** THE PROBLEM **
Find the lines below that contain the word "shells" and count them. Only the number should be given.

>> BEGIN LISTED ENTRIES

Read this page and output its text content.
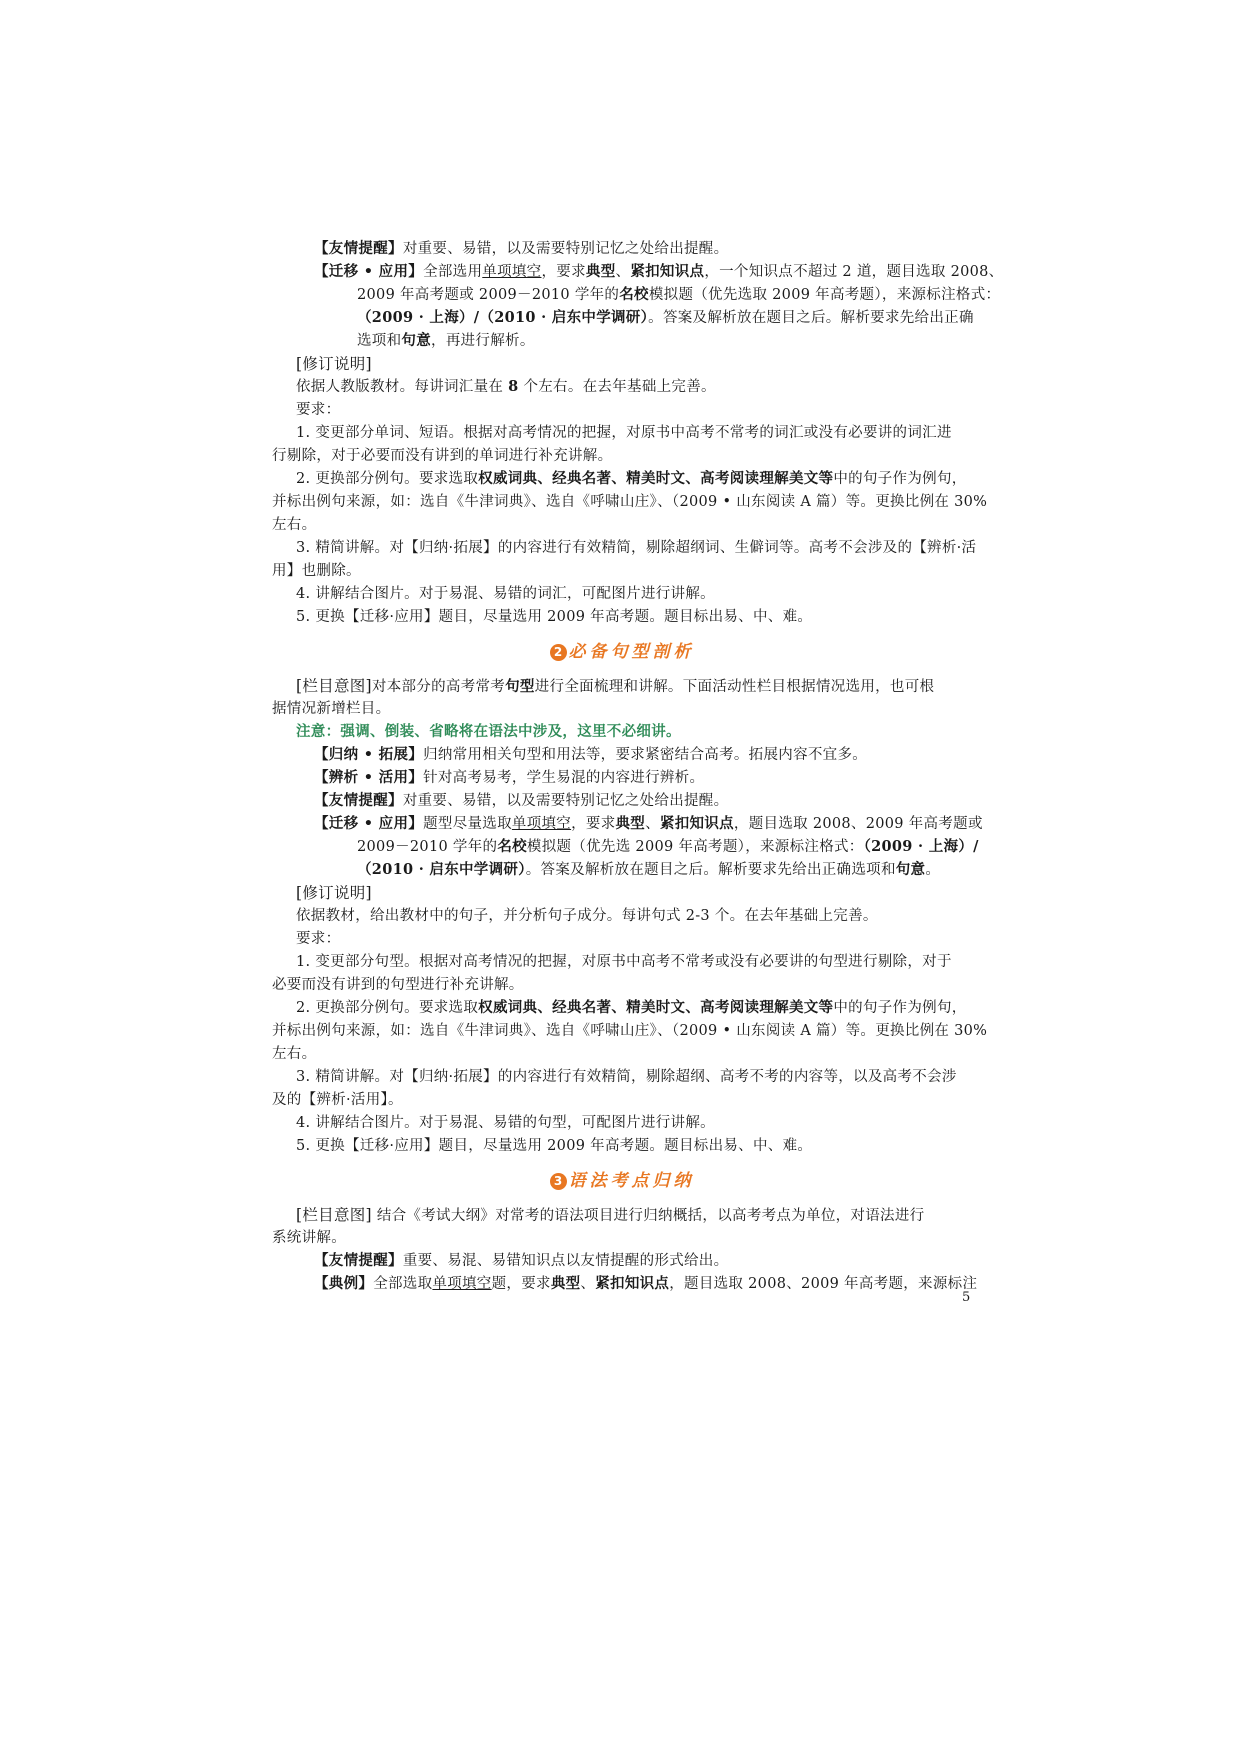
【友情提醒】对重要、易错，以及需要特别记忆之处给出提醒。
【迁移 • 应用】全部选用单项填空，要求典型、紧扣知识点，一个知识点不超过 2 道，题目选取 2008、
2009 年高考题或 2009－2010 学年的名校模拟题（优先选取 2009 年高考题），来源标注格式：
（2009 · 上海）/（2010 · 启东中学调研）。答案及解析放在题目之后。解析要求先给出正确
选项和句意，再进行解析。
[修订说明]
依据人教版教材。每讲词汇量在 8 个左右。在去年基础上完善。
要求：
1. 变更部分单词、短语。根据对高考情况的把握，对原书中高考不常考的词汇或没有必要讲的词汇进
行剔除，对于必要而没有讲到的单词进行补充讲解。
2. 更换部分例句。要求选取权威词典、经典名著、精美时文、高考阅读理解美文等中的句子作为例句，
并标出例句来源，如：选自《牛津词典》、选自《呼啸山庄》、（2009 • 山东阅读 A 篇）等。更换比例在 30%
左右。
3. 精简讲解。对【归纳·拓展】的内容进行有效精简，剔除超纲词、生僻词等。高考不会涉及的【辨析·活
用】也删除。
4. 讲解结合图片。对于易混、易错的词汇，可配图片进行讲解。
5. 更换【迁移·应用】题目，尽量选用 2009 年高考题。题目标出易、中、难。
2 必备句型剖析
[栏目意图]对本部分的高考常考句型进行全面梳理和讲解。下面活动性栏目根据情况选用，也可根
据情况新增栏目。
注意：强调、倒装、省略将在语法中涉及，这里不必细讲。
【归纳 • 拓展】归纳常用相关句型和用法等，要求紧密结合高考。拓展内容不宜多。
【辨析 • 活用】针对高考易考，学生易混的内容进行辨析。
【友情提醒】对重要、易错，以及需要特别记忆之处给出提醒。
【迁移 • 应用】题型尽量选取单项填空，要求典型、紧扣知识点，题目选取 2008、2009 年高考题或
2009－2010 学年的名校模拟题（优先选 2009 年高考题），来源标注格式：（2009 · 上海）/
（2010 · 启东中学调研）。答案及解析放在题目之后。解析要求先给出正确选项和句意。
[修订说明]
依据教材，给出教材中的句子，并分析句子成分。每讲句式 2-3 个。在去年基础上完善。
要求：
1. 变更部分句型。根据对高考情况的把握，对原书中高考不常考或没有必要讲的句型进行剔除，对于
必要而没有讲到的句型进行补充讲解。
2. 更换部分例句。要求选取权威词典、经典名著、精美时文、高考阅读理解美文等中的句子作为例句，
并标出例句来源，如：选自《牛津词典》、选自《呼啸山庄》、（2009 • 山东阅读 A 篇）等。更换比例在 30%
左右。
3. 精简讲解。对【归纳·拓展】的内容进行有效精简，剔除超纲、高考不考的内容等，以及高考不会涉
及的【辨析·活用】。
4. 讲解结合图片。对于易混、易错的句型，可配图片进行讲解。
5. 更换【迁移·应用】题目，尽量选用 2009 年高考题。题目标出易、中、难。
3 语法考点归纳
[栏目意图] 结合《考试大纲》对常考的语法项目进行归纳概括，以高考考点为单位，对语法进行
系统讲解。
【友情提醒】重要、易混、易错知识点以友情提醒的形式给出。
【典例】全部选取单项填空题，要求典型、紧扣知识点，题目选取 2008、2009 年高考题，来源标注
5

>> END LISTED ENTRIES
>> BEGIN LISTED ENTRIES

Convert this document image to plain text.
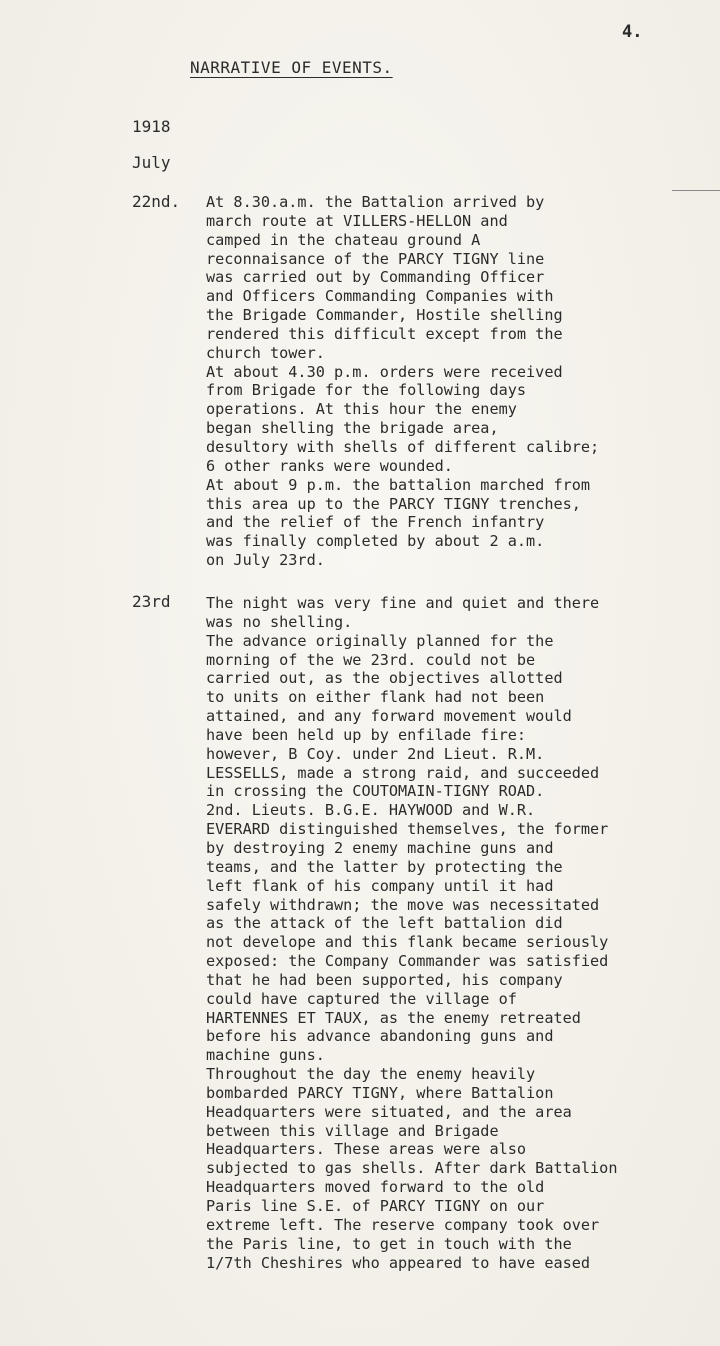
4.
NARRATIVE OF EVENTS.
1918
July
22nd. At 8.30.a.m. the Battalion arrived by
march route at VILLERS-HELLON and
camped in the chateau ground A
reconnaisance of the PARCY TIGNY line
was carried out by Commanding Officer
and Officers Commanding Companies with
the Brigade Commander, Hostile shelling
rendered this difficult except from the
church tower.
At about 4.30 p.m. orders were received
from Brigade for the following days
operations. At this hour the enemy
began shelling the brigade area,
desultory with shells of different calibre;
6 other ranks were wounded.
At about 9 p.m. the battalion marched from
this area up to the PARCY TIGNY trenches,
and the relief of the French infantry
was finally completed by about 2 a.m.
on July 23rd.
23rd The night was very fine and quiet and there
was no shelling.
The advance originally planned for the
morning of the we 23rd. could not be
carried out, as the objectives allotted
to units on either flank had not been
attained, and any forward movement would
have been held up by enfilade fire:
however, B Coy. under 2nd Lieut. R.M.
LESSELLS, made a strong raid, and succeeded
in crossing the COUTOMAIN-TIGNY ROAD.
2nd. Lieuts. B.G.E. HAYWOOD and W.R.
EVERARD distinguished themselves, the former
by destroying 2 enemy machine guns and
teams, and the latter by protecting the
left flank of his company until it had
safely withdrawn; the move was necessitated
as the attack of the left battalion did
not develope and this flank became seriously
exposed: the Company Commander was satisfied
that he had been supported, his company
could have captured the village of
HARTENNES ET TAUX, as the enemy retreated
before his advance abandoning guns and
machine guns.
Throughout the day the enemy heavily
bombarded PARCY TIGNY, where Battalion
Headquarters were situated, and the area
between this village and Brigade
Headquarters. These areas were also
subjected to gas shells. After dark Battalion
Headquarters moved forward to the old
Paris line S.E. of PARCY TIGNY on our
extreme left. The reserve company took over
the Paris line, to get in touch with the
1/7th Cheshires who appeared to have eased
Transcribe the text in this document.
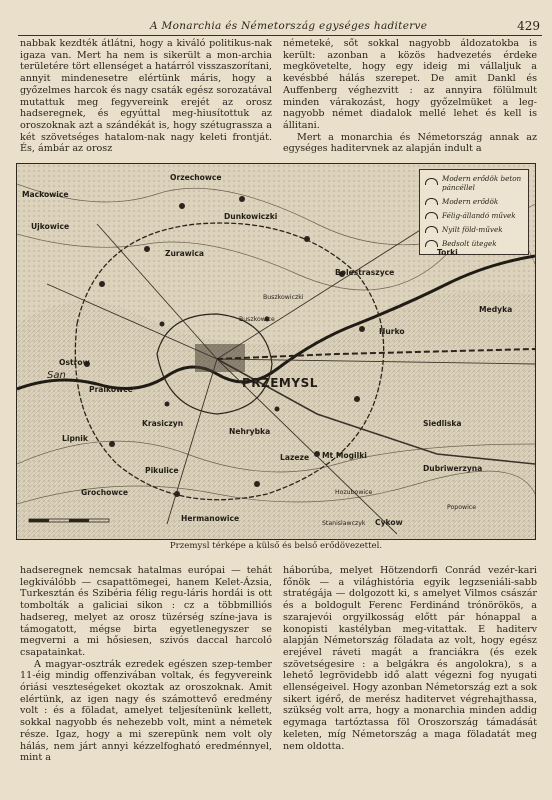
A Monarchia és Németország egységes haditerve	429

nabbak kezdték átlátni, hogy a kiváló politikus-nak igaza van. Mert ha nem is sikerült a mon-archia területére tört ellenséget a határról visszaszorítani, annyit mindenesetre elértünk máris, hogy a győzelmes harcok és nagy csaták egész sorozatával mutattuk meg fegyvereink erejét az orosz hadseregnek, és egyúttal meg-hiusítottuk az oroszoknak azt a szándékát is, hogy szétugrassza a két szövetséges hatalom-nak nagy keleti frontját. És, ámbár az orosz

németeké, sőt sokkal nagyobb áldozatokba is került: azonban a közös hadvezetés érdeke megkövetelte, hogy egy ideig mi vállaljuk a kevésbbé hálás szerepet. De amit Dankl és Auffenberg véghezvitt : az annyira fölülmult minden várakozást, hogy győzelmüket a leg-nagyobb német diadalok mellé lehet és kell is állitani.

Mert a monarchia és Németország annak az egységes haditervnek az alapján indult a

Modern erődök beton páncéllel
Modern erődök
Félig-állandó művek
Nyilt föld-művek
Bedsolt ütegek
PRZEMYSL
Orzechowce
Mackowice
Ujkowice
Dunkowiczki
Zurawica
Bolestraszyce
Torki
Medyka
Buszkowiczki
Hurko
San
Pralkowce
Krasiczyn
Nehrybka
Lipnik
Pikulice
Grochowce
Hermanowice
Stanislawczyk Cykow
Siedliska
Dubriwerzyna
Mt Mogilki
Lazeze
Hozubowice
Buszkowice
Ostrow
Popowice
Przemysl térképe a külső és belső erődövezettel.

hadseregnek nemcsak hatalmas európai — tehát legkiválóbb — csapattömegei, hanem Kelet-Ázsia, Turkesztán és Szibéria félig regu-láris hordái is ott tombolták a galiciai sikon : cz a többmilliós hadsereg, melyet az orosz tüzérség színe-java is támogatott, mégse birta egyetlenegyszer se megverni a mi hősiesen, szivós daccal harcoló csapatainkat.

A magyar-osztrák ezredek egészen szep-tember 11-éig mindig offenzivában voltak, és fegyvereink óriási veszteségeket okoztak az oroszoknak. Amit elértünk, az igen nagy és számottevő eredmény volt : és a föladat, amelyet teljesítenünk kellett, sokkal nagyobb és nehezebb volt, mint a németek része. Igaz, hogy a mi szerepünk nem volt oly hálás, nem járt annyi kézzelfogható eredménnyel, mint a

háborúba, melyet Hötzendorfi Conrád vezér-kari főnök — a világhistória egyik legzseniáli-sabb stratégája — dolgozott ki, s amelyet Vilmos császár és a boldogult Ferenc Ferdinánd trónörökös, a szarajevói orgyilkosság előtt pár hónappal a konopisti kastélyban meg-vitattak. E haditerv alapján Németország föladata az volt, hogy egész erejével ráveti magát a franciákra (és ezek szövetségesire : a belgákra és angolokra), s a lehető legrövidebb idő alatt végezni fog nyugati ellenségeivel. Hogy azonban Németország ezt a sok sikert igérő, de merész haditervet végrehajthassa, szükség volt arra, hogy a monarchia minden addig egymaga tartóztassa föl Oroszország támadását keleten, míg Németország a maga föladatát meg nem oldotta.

>> END LISTED ENTRIES

** RESPONSE TO THE EXERCISE **
2